Stored items from a collection
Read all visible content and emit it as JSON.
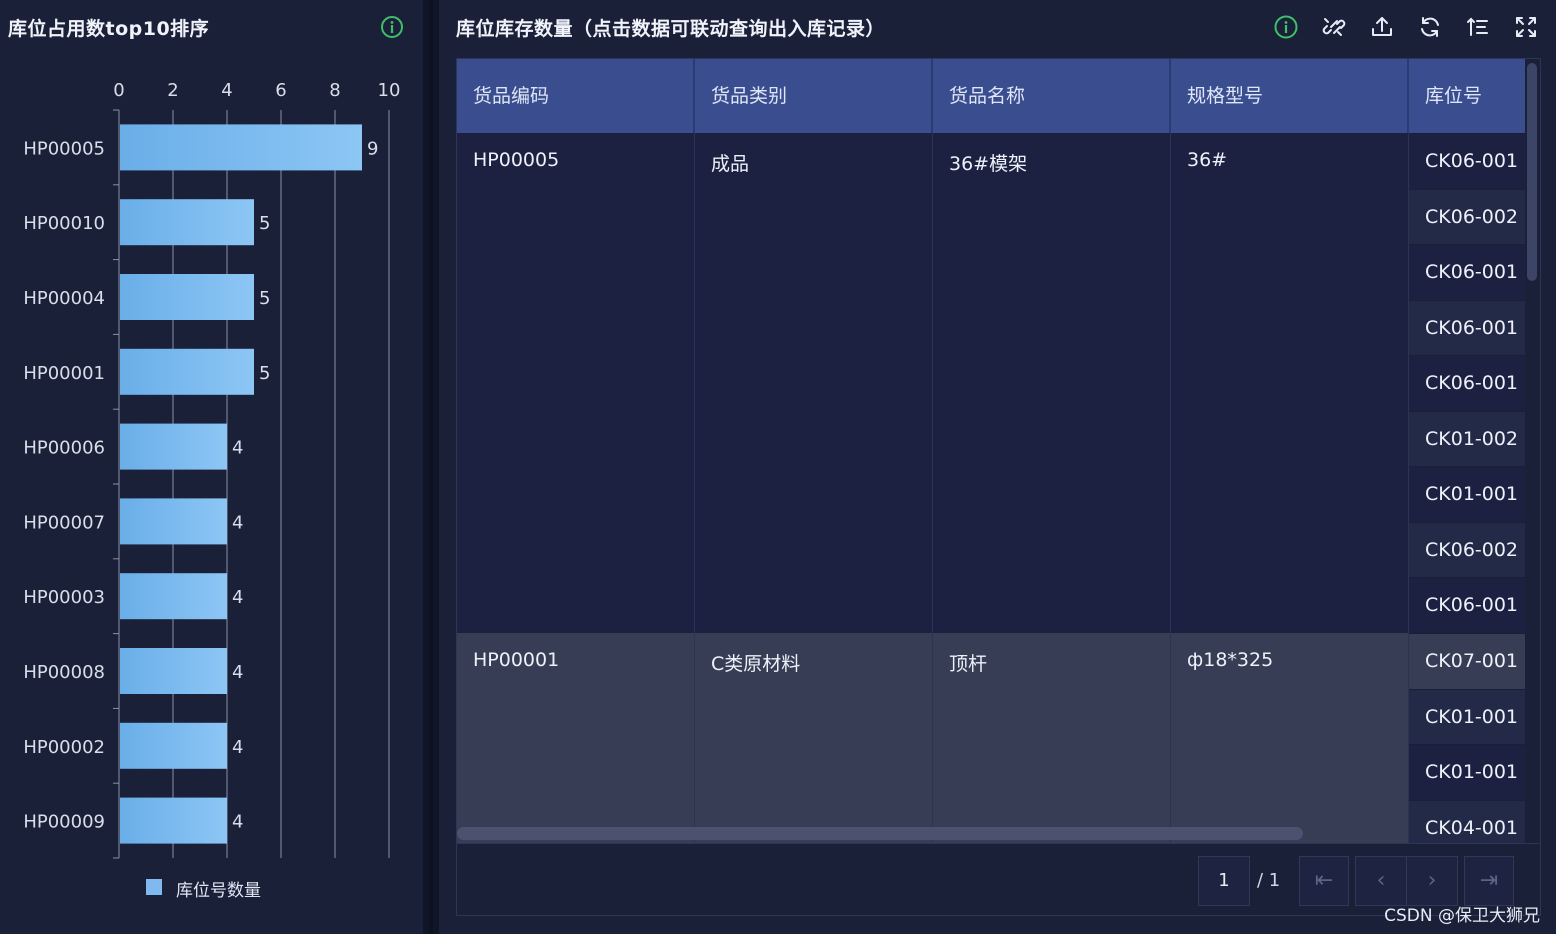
{
  "left_panel": {
    "title": "库位占用数top10排序",
    "info_icon": "info-circle-icon",
    "legend_label": "库位号数量"
  },
  "chart_data": {
    "type": "bar",
    "orientation": "horizontal",
    "categories": [
      "HP00005",
      "HP00010",
      "HP00004",
      "HP00001",
      "HP00006",
      "HP00007",
      "HP00003",
      "HP00008",
      "HP00002",
      "HP00009"
    ],
    "series": [
      {
        "name": "库位号数量",
        "values": [
          9,
          5,
          5,
          5,
          4,
          4,
          4,
          4,
          4,
          4
        ]
      }
    ],
    "xlim": [
      0,
      10
    ],
    "x_ticks": [
      "0",
      "2",
      "4",
      "6",
      "8",
      "10"
    ],
    "x_axis_position": "top",
    "data_labels": [
      "9",
      "5",
      "5",
      "5",
      "4",
      "4",
      "4",
      "4",
      "4",
      "4"
    ],
    "grid": true,
    "legend_position": "bottom",
    "bar_color": "#7fb9ef"
  },
  "right_panel": {
    "title": "库位库存数量（点击数据可联动查询出入库记录）",
    "toolbar_icons": [
      "info-circle-icon",
      "unlink-icon",
      "export-icon",
      "refresh-icon",
      "sort-icon",
      "fullscreen-icon"
    ],
    "columns": [
      "货品编码",
      "货品类别",
      "货品名称",
      "规格型号",
      "库位号"
    ],
    "groups": [
      {
        "code": "HP00005",
        "category": "成品",
        "name": "36#模架",
        "spec": "36#",
        "locations": [
          "CK06-001",
          "CK06-002",
          "CK06-001",
          "CK06-001",
          "CK06-001",
          "CK01-002",
          "CK01-001",
          "CK06-002",
          "CK06-001"
        ]
      },
      {
        "code": "HP00001",
        "category": "C类原材料",
        "name": "顶杆",
        "spec": "ф18*325",
        "locations": [
          "CK07-001",
          "CK01-001",
          "CK01-001",
          "CK04-001"
        ]
      }
    ],
    "pagination": {
      "current": "1",
      "total_text": "/ 1",
      "first": "⇤",
      "prev": "‹",
      "next": "›",
      "last": "⇥"
    }
  },
  "watermark": "CSDN @保卫大狮兄",
  "colors": {
    "header_bg": "#3a4d8f",
    "bar": "#7fb9ef",
    "info_green": "#3fbf6a",
    "page_bg": "#1b2039"
  }
}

■ PROBLEM ■
Write out the full listing verbatim, excluding its pictures.

■ WRITTEN REPLY ■
Read all visible content and emit it as JSON.
{
  "left_panel": {
    "title": "库位占用数top10排序",
    "info_icon": "info-circle-icon",
    "legend_label": "库位号数量"
  },
  "chart_data": {
    "type": "bar",
    "orientation": "horizontal",
    "categories": [
      "HP00005",
      "HP00010",
      "HP00004",
      "HP00001",
      "HP00006",
      "HP00007",
      "HP00003",
      "HP00008",
      "HP00002",
      "HP00009"
    ],
    "series": [
      {
        "name": "库位号数量",
        "values": [
          9,
          5,
          5,
          5,
          4,
          4,
          4,
          4,
          4,
          4
        ]
      }
    ],
    "xlim": [
      0,
      10
    ],
    "x_ticks": [
      "0",
      "2",
      "4",
      "6",
      "8",
      "10"
    ],
    "x_axis_position": "top",
    "data_labels": [
      "9",
      "5",
      "5",
      "5",
      "4",
      "4",
      "4",
      "4",
      "4",
      "4"
    ],
    "grid": true,
    "legend_position": "bottom",
    "bar_color": "#7fb9ef"
  },
  "right_panel": {
    "title": "库位库存数量（点击数据可联动查询出入库记录）",
    "toolbar_icons": [
      "info-circle-icon",
      "unlink-icon",
      "export-icon",
      "refresh-icon",
      "sort-icon",
      "fullscreen-icon"
    ],
    "columns": [
      "货品编码",
      "货品类别",
      "货品名称",
      "规格型号",
      "库位号"
    ],
    "groups": [
      {
        "code": "HP00005",
        "category": "成品",
        "name": "36#模架",
        "spec": "36#",
        "locations": [
          "CK06-001",
          "CK06-002",
          "CK06-001",
          "CK06-001",
          "CK06-001",
          "CK01-002",
          "CK01-001",
          "CK06-002",
          "CK06-001"
        ]
      },
      {
        "code": "HP00001",
        "category": "C类原材料",
        "name": "顶杆",
        "spec": "ф18*325",
        "locations": [
          "CK07-001",
          "CK01-001",
          "CK01-001",
          "CK04-001"
        ]
      }
    ],
    "pagination": {
      "current": "1",
      "total_text": "/ 1",
      "first": "⇤",
      "prev": "‹",
      "next": "›",
      "last": "⇥"
    }
  },
  "watermark": "CSDN @保卫大狮兄",
  "colors": {
    "header_bg": "#3a4d8f",
    "bar": "#7fb9ef",
    "info_green": "#3fbf6a",
    "page_bg": "#1b2039"
  }
}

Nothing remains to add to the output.